(Records of where the elements appear)

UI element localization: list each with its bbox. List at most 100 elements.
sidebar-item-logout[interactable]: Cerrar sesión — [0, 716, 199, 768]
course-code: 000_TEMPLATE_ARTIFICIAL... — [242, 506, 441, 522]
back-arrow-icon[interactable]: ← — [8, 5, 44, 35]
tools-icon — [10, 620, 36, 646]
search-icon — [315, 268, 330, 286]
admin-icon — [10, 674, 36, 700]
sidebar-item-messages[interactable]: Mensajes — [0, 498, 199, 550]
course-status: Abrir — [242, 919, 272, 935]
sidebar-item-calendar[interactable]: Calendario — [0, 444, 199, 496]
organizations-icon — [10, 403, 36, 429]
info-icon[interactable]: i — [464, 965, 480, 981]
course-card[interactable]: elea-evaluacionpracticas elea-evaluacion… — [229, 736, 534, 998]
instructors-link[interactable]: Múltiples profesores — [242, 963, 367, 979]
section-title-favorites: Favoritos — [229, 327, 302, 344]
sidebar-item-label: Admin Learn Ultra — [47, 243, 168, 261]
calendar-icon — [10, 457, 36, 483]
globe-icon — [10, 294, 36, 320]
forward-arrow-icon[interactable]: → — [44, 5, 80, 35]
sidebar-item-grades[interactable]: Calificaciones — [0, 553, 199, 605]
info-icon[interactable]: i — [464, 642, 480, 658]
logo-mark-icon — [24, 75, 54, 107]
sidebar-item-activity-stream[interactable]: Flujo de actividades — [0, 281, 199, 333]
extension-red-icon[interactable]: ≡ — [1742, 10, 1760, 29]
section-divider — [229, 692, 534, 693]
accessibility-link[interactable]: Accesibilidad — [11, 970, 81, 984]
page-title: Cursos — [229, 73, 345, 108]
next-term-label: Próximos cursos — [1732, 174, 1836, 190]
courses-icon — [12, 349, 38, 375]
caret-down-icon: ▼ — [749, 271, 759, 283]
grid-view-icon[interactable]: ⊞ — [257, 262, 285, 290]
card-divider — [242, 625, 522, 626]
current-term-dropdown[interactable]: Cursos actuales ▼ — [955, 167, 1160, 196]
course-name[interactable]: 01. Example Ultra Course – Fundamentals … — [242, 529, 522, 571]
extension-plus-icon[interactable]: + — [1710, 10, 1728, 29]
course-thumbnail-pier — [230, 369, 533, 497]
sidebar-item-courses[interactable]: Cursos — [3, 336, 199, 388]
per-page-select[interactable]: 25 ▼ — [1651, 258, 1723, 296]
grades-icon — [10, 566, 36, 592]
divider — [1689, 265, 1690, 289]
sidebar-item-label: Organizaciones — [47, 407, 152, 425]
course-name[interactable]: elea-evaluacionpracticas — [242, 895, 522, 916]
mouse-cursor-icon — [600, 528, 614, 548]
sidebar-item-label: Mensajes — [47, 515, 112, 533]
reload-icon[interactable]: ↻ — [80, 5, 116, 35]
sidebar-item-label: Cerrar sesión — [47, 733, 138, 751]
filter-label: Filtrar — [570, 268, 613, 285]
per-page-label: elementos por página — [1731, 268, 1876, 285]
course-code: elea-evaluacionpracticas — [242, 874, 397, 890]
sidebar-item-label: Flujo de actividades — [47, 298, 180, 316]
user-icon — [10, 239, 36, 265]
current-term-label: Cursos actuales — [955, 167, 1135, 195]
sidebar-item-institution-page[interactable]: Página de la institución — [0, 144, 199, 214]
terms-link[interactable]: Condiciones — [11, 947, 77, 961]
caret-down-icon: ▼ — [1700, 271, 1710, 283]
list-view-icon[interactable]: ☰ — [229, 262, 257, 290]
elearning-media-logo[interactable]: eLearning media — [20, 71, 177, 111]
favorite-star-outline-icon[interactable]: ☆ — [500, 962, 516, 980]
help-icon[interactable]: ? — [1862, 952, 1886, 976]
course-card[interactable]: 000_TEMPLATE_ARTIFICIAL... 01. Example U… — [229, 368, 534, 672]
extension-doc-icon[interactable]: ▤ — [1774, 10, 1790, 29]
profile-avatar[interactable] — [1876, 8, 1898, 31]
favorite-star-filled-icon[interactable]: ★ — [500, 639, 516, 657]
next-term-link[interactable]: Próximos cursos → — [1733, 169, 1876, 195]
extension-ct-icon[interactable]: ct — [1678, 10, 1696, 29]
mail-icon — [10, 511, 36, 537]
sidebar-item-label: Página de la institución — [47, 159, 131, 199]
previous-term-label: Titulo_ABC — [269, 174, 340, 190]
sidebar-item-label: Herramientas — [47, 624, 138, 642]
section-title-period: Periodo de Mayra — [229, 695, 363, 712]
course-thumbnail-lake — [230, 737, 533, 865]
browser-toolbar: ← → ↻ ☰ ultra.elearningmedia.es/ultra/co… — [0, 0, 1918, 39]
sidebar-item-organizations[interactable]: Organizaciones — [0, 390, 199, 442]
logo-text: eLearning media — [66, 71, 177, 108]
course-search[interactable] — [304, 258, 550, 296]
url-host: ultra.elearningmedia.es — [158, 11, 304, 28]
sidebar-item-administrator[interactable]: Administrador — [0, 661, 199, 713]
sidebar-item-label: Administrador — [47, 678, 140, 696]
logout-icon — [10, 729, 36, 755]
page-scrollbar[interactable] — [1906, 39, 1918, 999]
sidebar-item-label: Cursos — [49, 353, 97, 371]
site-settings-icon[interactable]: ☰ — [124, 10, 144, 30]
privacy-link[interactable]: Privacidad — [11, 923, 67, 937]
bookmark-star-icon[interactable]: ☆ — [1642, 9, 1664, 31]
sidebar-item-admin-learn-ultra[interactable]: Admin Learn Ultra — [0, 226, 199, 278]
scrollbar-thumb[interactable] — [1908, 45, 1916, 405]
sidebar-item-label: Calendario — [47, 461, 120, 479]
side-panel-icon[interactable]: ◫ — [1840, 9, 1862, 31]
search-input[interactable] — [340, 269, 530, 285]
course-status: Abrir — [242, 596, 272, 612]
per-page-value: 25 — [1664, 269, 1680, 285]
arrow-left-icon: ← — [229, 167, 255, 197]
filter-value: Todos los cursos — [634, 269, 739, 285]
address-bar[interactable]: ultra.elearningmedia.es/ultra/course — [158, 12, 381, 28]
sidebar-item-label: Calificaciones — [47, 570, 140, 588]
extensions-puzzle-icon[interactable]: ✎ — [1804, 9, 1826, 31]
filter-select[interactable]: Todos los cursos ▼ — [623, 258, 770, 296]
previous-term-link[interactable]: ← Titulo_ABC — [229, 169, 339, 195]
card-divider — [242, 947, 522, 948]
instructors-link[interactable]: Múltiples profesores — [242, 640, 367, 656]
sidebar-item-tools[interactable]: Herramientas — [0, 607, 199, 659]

__Your objective__: Copy out all of the records above, line for line, without changing anything.

__The output__:
UI element localization: list each with its bbox. List at most 100 elements.
sidebar-item-logout[interactable]: Cerrar sesión — [0, 716, 199, 768]
course-code: 000_TEMPLATE_ARTIFICIAL... — [242, 506, 441, 522]
back-arrow-icon[interactable]: ← — [8, 5, 44, 35]
tools-icon — [10, 620, 36, 646]
search-icon — [315, 268, 330, 286]
admin-icon — [10, 674, 36, 700]
sidebar-item-messages[interactable]: Mensajes — [0, 498, 199, 550]
course-status: Abrir — [242, 919, 272, 935]
sidebar-item-calendar[interactable]: Calendario — [0, 444, 199, 496]
organizations-icon — [10, 403, 36, 429]
info-icon[interactable]: i — [464, 965, 480, 981]
course-card[interactable]: elea-evaluacionpracticas elea-evaluacion… — [229, 736, 534, 998]
instructors-link[interactable]: Múltiples profesores — [242, 963, 367, 979]
section-title-favorites: Favoritos — [229, 327, 302, 344]
sidebar-item-label: Admin Learn Ultra — [47, 243, 168, 261]
calendar-icon — [10, 457, 36, 483]
globe-icon — [10, 294, 36, 320]
forward-arrow-icon[interactable]: → — [44, 5, 80, 35]
sidebar-item-grades[interactable]: Calificaciones — [0, 553, 199, 605]
info-icon[interactable]: i — [464, 642, 480, 658]
logo-mark-icon — [24, 75, 54, 107]
sidebar-item-activity-stream[interactable]: Flujo de actividades — [0, 281, 199, 333]
extension-red-icon[interactable]: ≡ — [1742, 10, 1760, 29]
section-divider — [229, 692, 534, 693]
accessibility-link[interactable]: Accesibilidad — [11, 970, 81, 984]
page-title: Cursos — [229, 73, 345, 108]
next-term-label: Próximos cursos — [1732, 174, 1836, 190]
courses-icon — [12, 349, 38, 375]
caret-down-icon: ▼ — [749, 271, 759, 283]
grid-view-icon[interactable]: ⊞ — [257, 262, 285, 290]
card-divider — [242, 625, 522, 626]
current-term-dropdown[interactable]: Cursos actuales ▼ — [955, 167, 1160, 196]
course-name[interactable]: 01. Example Ultra Course – Fundamentals … — [242, 529, 522, 571]
extension-plus-icon[interactable]: + — [1710, 10, 1728, 29]
course-thumbnail-pier — [230, 369, 533, 497]
sidebar-item-courses[interactable]: Cursos — [3, 336, 199, 388]
per-page-select[interactable]: 25 ▼ — [1651, 258, 1723, 296]
grades-icon — [10, 566, 36, 592]
divider — [1689, 265, 1690, 289]
sidebar-item-label: Organizaciones — [47, 407, 152, 425]
course-name[interactable]: elea-evaluacionpracticas — [242, 895, 522, 916]
mouse-cursor-icon — [600, 528, 614, 548]
sidebar-item-label: Mensajes — [47, 515, 112, 533]
reload-icon[interactable]: ↻ — [80, 5, 116, 35]
sidebar-item-label: Cerrar sesión — [47, 733, 138, 751]
filter-label: Filtrar — [570, 268, 613, 285]
per-page-label: elementos por página — [1731, 268, 1876, 285]
course-code: elea-evaluacionpracticas — [242, 874, 397, 890]
sidebar-item-label: Flujo de actividades — [47, 298, 180, 316]
user-icon — [10, 239, 36, 265]
current-term-label: Cursos actuales — [955, 167, 1135, 195]
sidebar-item-institution-page[interactable]: Página de la institución — [0, 144, 199, 214]
terms-link[interactable]: Condiciones — [11, 947, 77, 961]
caret-down-icon: ▼ — [1700, 271, 1710, 283]
list-view-icon[interactable]: ☰ — [229, 262, 257, 290]
elearning-media-logo[interactable]: eLearning media — [20, 71, 177, 111]
favorite-star-outline-icon[interactable]: ☆ — [500, 962, 516, 980]
help-icon[interactable]: ? — [1862, 952, 1886, 976]
course-card[interactable]: 000_TEMPLATE_ARTIFICIAL... 01. Example U… — [229, 368, 534, 672]
extension-doc-icon[interactable]: ▤ — [1774, 10, 1790, 29]
profile-avatar[interactable] — [1876, 8, 1898, 31]
favorite-star-filled-icon[interactable]: ★ — [500, 639, 516, 657]
next-term-link[interactable]: Próximos cursos → — [1733, 169, 1876, 195]
extension-ct-icon[interactable]: ct — [1678, 10, 1696, 29]
mail-icon — [10, 511, 36, 537]
sidebar-item-label: Página de la institución — [47, 159, 131, 199]
previous-term-label: Titulo_ABC — [269, 174, 340, 190]
sidebar-item-label: Herramientas — [47, 624, 138, 642]
section-title-period: Periodo de Mayra — [229, 695, 363, 712]
course-thumbnail-lake — [230, 737, 533, 865]
browser-toolbar: ← → ↻ ☰ ultra.elearningmedia.es/ultra/co… — [0, 0, 1918, 39]
sidebar-item-organizations[interactable]: Organizaciones — [0, 390, 199, 442]
logo-text: eLearning media — [66, 71, 177, 108]
course-search[interactable] — [304, 258, 550, 296]
url-host: ultra.elearningmedia.es — [158, 11, 304, 28]
sidebar-item-administrator[interactable]: Administrador — [0, 661, 199, 713]
sidebar-item-label: Administrador — [47, 678, 140, 696]
logout-icon — [10, 729, 36, 755]
page-scrollbar[interactable] — [1906, 39, 1918, 999]
sidebar-item-label: Cursos — [49, 353, 97, 371]
site-settings-icon[interactable]: ☰ — [124, 10, 144, 30]
privacy-link[interactable]: Privacidad — [11, 923, 67, 937]
bookmark-star-icon[interactable]: ☆ — [1642, 9, 1664, 31]
sidebar-item-admin-learn-ultra[interactable]: Admin Learn Ultra — [0, 226, 199, 278]
scrollbar-thumb[interactable] — [1908, 45, 1916, 405]
sidebar-item-label: Calendario — [47, 461, 120, 479]
side-panel-icon[interactable]: ◫ — [1840, 9, 1862, 31]
search-input[interactable] — [340, 269, 530, 285]
course-status: Abrir — [242, 596, 272, 612]
per-page-value: 25 — [1664, 269, 1680, 285]
arrow-left-icon: ← — [229, 167, 255, 197]
filter-value: Todos los cursos — [634, 269, 739, 285]
address-bar[interactable]: ultra.elearningmedia.es/ultra/course — [158, 12, 381, 28]
sidebar-item-label: Calificaciones — [47, 570, 140, 588]
extensions-puzzle-icon[interactable]: ✎ — [1804, 9, 1826, 31]
filter-select[interactable]: Todos los cursos ▼ — [623, 258, 770, 296]
previous-term-link[interactable]: ← Titulo_ABC — [229, 169, 339, 195]
card-divider — [242, 947, 522, 948]
instructors-link[interactable]: Múltiples profesores — [242, 640, 367, 656]
sidebar-item-tools[interactable]: Herramientas — [0, 607, 199, 659]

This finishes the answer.